What you have to do: The entries below are to be transcribed in full, without their images.

Stored data:
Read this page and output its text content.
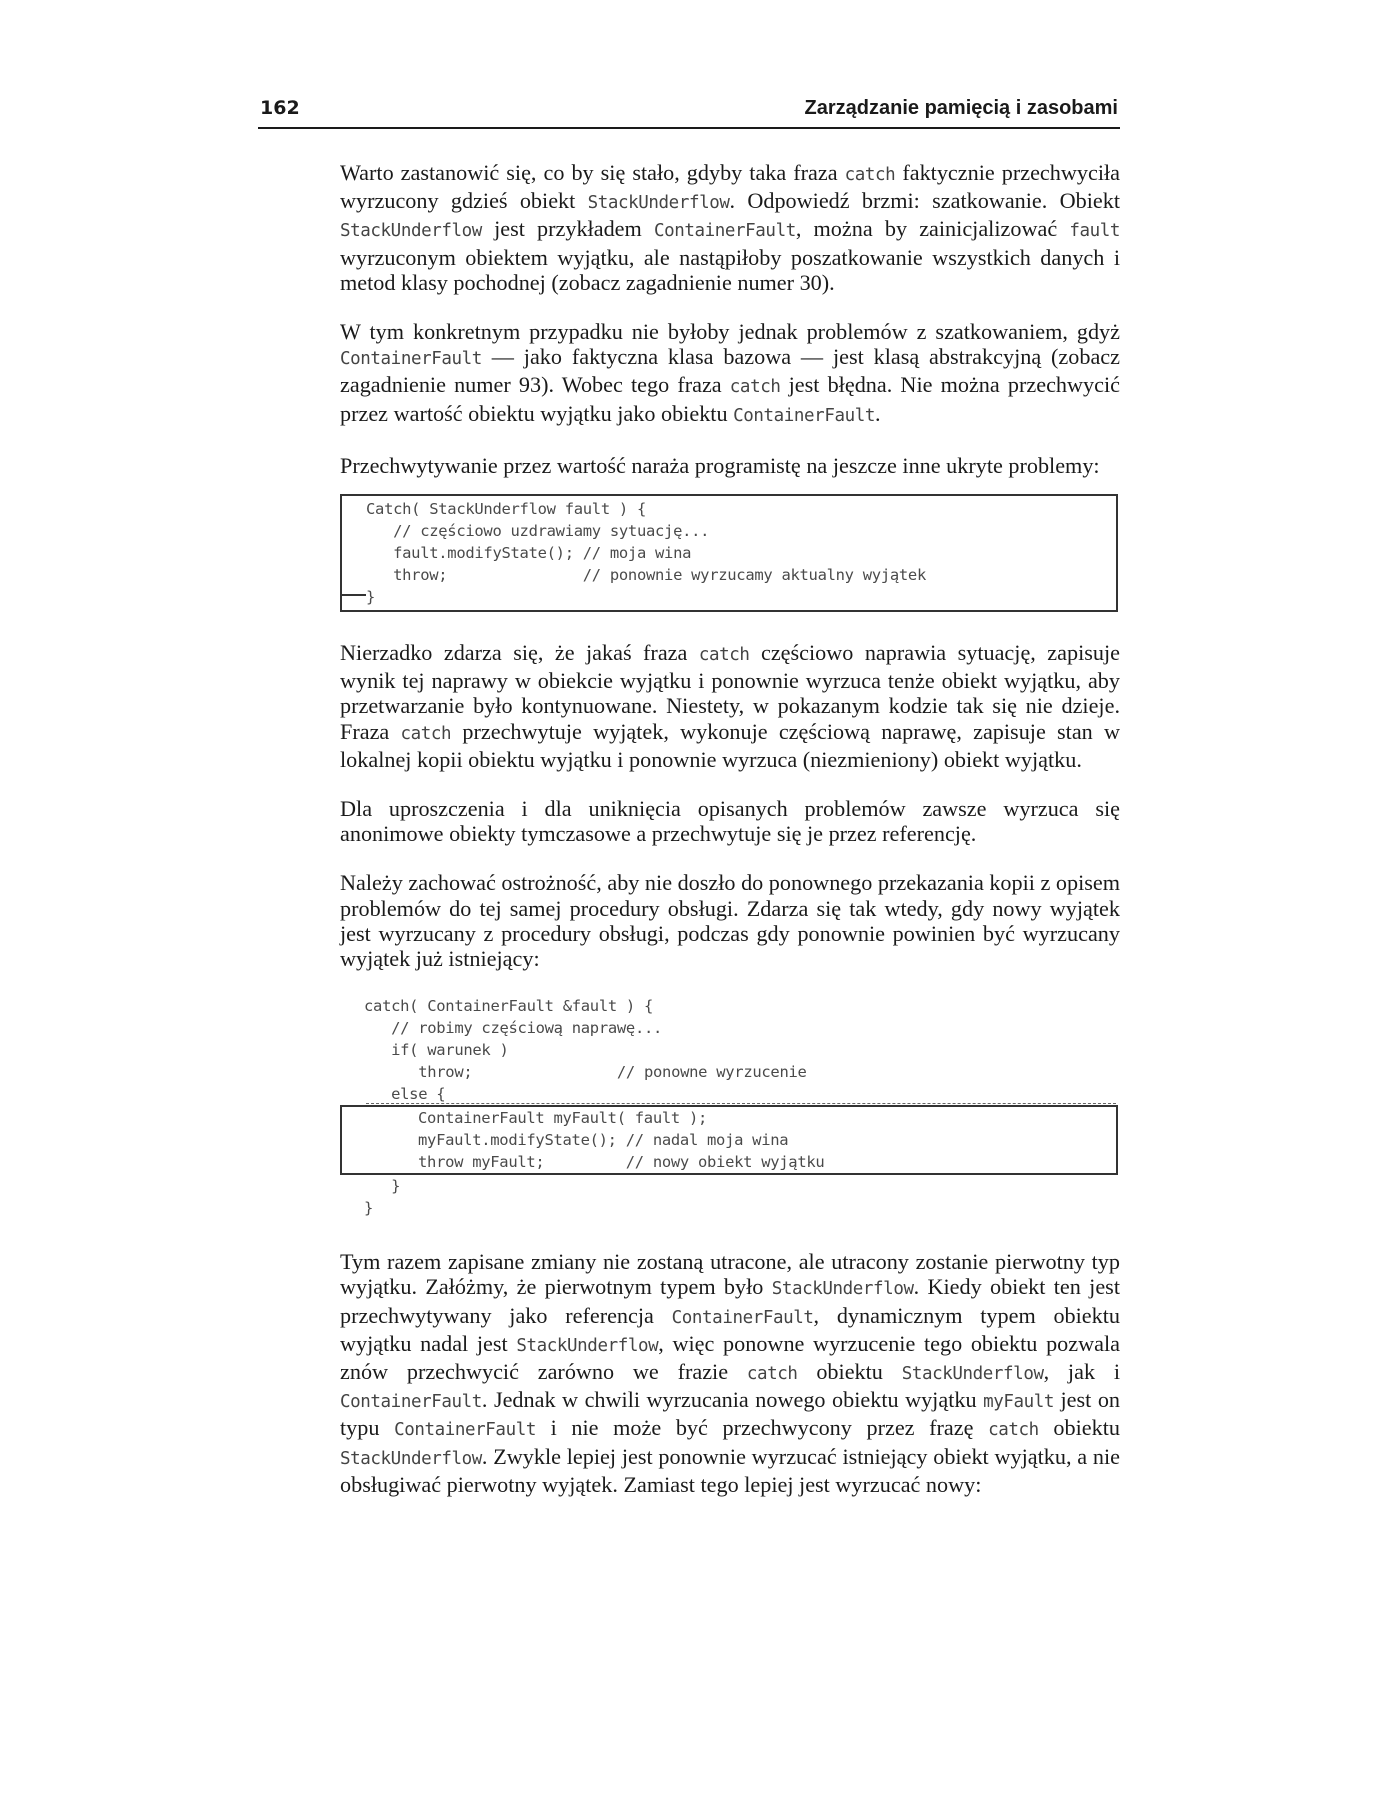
162	Zarządzanie pamięcią i zasobami

Warto zastanowić się, co by się stało, gdyby taka fraza catch faktycznie przechwyciła wyrzucony gdzieś obiekt StackUnderflow. Odpowiedź brzmi: szatkowanie. Obiekt StackUnderflow jest przykładem ContainerFault, można by zainicjalizować fault wyrzuconym obiektem wyjątku, ale nastąpiłoby poszatkowanie wszystkich danych i metod klasy pochodnej (zobacz zagadnienie numer 30).

W tym konkretnym przypadku nie byłoby jednak problemów z szatkowaniem, gdyż ContainerFault — jako faktyczna klasa bazowa — jest klasą abstrakcyjną (zobacz zagadnienie numer 93). Wobec tego fraza catch jest błędna. Nie można przechwycić przez wartość obiektu wyjątku jako obiektu ContainerFault.

Przechwytywanie przez wartość naraża programistę na jeszcze inne ukryte problemy:

Catch( StackUnderflow fault ) {
// częściowo uzdrawiamy sytuację...
fault.modifyState(); // moja wina
throw;               // ponownie wyrzucamy aktualny wyjątek
}

Nierzadko zdarza się, że jakaś fraza catch częściowo naprawia sytuację, zapisuje wynik tej naprawy w obiekcie wyjątku i ponownie wyrzuca tenże obiekt wyjątku, aby przetwarzanie było kontynuowane. Niestety, w pokazanym kodzie tak się nie dzieje. Fraza catch przechwytuje wyjątek, wykonuje częściową naprawę, zapisuje stan w lokalnej kopii obiektu wyjątku i ponownie wyrzuca (niezmieniony) obiekt wyjątku.

Dla uproszczenia i dla uniknięcia opisanych problemów zawsze wyrzuca się anonimowe obiekty tymczasowe a przechwytuje się je przez referencję.

Należy zachować ostrożność, aby nie doszło do ponownego przekazania kopii z opisem problemów do tej samej procedury obsługi. Zdarza się tak wtedy, gdy nowy wyjątek jest wyrzucany z procedury obsługi, podczas gdy ponownie powinien być wyrzucany wyjątek już istniejący:

catch( ContainerFault &fault ) {
// robimy częściową naprawę...
if( warunek )
throw;                // ponowne wyrzucenie
else {
ContainerFault myFault( fault );
myFault.modifyState(); // nadal moja wina
throw myFault;         // nowy obiekt wyjątku
}
}

Tym razem zapisane zmiany nie zostaną utracone, ale utracony zostanie pierwotny typ wyjątku. Załóżmy, że pierwotnym typem było StackUnderflow. Kiedy obiekt ten jest przechwytywany jako referencja ContainerFault, dynamicznym typem obiektu wyjątku nadal jest StackUnderflow, więc ponowne wyrzucenie tego obiektu pozwala znów przechwycić zarówno we frazie catch obiektu StackUnderflow, jak i ContainerFault. Jednak w chwili wyrzucania nowego obiektu wyjątku myFault jest on typu ContainerFault i nie może być przechwycony przez frazę catch obiektu StackUnderflow. Zwykle lepiej jest ponownie wyrzucać istniejący obiekt wyjątku, a nie obsługiwać pierwotny wyjątek. Zamiast tego lepiej jest wyrzucać nowy:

Right answer:
Read this page and output its text content.
162	Zarządzanie pamięcią i zasobami

Warto zastanowić się, co by się stało, gdyby taka fraza catch faktycznie przechwyciła wyrzucony gdzieś obiekt StackUnderflow. Odpowiedź brzmi: szatkowanie. Obiekt StackUnderflow jest przykładem ContainerFault, można by zainicjalizować fault wyrzuconym obiektem wyjątku, ale nastąpiłoby poszatkowanie wszystkich danych i metod klasy pochodnej (zobacz zagadnienie numer 30).

W tym konkretnym przypadku nie byłoby jednak problemów z szatkowaniem, gdyż ContainerFault — jako faktyczna klasa bazowa — jest klasą abstrakcyjną (zobacz zagadnienie numer 93). Wobec tego fraza catch jest błędna. Nie można przechwycić przez wartość obiektu wyjątku jako obiektu ContainerFault.

Przechwytywanie przez wartość naraża programistę na jeszcze inne ukryte problemy:

Catch( StackUnderflow fault ) {
// częściowo uzdrawiamy sytuację...
fault.modifyState(); // moja wina
throw;               // ponownie wyrzucamy aktualny wyjątek
}

Nierzadko zdarza się, że jakaś fraza catch częściowo naprawia sytuację, zapisuje wynik tej naprawy w obiekcie wyjątku i ponownie wyrzuca tenże obiekt wyjątku, aby przetwarzanie było kontynuowane. Niestety, w pokazanym kodzie tak się nie dzieje. Fraza catch przechwytuje wyjątek, wykonuje częściową naprawę, zapisuje stan w lokalnej kopii obiektu wyjątku i ponownie wyrzuca (niezmieniony) obiekt wyjątku.

Dla uproszczenia i dla uniknięcia opisanych problemów zawsze wyrzuca się anonimowe obiekty tymczasowe a przechwytuje się je przez referencję.

Należy zachować ostrożność, aby nie doszło do ponownego przekazania kopii z opisem problemów do tej samej procedury obsługi. Zdarza się tak wtedy, gdy nowy wyjątek jest wyrzucany z procedury obsługi, podczas gdy ponownie powinien być wyrzucany wyjątek już istniejący:

catch( ContainerFault &fault ) {
// robimy częściową naprawę...
if( warunek )
throw;                // ponowne wyrzucenie
else {
ContainerFault myFault( fault );
myFault.modifyState(); // nadal moja wina
throw myFault;         // nowy obiekt wyjątku
}
}

Tym razem zapisane zmiany nie zostaną utracone, ale utracony zostanie pierwotny typ wyjątku. Załóżmy, że pierwotnym typem było StackUnderflow. Kiedy obiekt ten jest przechwytywany jako referencja ContainerFault, dynamicznym typem obiektu wyjątku nadal jest StackUnderflow, więc ponowne wyrzucenie tego obiektu pozwala znów przechwycić zarówno we frazie catch obiektu StackUnderflow, jak i ContainerFault. Jednak w chwili wyrzucania nowego obiektu wyjątku myFault jest on typu ContainerFault i nie może być przechwycony przez frazę catch obiektu StackUnderflow. Zwykle lepiej jest ponownie wyrzucać istniejący obiekt wyjątku, a nie obsługiwać pierwotny wyjątek. Zamiast tego lepiej jest wyrzucać nowy:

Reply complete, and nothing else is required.